*Required work*.
Copy out the lines that have "Political" in them.
>> begin Material
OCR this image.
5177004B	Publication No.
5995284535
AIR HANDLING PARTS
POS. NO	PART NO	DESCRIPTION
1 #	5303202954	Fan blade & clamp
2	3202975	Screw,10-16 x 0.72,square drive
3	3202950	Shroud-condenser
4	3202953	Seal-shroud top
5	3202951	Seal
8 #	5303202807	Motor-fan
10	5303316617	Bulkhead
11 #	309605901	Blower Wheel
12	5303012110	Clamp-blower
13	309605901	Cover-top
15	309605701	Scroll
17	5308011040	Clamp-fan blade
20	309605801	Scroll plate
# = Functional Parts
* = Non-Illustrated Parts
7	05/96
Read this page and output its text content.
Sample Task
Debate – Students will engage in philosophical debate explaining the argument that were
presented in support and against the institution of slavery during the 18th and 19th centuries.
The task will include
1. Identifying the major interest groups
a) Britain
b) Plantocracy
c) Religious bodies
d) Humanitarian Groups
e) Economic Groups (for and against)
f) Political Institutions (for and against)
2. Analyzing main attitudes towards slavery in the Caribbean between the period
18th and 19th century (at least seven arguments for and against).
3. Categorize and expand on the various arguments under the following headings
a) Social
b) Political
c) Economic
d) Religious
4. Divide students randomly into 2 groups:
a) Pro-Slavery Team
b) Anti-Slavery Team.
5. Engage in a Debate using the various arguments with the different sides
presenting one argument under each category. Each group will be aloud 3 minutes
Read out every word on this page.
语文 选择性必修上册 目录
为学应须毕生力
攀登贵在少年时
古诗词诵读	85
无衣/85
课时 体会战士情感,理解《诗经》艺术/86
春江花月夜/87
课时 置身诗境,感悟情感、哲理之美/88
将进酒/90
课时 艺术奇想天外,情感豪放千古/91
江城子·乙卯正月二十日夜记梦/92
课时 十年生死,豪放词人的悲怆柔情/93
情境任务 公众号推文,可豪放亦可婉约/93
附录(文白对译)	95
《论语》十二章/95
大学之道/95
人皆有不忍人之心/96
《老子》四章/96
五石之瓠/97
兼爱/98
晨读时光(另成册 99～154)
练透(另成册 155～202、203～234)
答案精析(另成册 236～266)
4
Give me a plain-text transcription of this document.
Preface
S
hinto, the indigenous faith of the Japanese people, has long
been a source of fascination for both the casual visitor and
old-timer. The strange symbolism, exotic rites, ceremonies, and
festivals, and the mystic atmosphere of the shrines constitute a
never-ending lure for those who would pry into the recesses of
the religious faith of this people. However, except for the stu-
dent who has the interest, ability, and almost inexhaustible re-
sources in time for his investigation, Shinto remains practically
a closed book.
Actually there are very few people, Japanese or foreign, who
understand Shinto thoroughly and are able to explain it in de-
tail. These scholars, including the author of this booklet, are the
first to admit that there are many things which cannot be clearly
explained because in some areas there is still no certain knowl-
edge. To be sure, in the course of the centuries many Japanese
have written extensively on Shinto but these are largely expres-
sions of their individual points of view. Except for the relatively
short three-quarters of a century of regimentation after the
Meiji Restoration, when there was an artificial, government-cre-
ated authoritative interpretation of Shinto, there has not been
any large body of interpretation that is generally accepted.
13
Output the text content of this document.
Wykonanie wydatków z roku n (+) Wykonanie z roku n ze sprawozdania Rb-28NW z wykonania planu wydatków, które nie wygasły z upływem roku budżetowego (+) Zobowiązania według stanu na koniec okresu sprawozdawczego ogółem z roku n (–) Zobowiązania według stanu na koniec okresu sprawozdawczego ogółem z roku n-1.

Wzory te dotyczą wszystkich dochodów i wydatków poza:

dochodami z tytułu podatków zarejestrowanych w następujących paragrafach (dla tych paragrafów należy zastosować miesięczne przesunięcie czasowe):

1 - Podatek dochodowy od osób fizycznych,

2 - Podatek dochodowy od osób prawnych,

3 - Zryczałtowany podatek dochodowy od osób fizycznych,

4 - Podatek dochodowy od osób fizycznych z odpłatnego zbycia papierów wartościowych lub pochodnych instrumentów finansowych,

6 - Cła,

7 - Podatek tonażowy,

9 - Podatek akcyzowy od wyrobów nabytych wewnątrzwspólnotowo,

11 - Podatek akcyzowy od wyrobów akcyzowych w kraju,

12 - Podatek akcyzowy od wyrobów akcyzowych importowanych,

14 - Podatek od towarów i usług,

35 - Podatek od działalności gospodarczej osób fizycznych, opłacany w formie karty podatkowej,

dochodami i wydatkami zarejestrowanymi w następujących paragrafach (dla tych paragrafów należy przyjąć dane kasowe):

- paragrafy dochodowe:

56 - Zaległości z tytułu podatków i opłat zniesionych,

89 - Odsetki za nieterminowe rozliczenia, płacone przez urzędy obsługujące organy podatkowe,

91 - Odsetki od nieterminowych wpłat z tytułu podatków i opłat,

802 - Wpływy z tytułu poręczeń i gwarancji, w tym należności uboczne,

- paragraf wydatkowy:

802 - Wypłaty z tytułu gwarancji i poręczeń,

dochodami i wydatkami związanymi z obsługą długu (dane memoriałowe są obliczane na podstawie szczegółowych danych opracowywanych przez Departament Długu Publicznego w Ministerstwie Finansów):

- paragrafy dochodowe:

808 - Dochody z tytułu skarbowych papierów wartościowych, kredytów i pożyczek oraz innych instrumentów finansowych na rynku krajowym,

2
>> end Material
*Result of this exercise*.
f) Political Institutions (for and against)
b) Political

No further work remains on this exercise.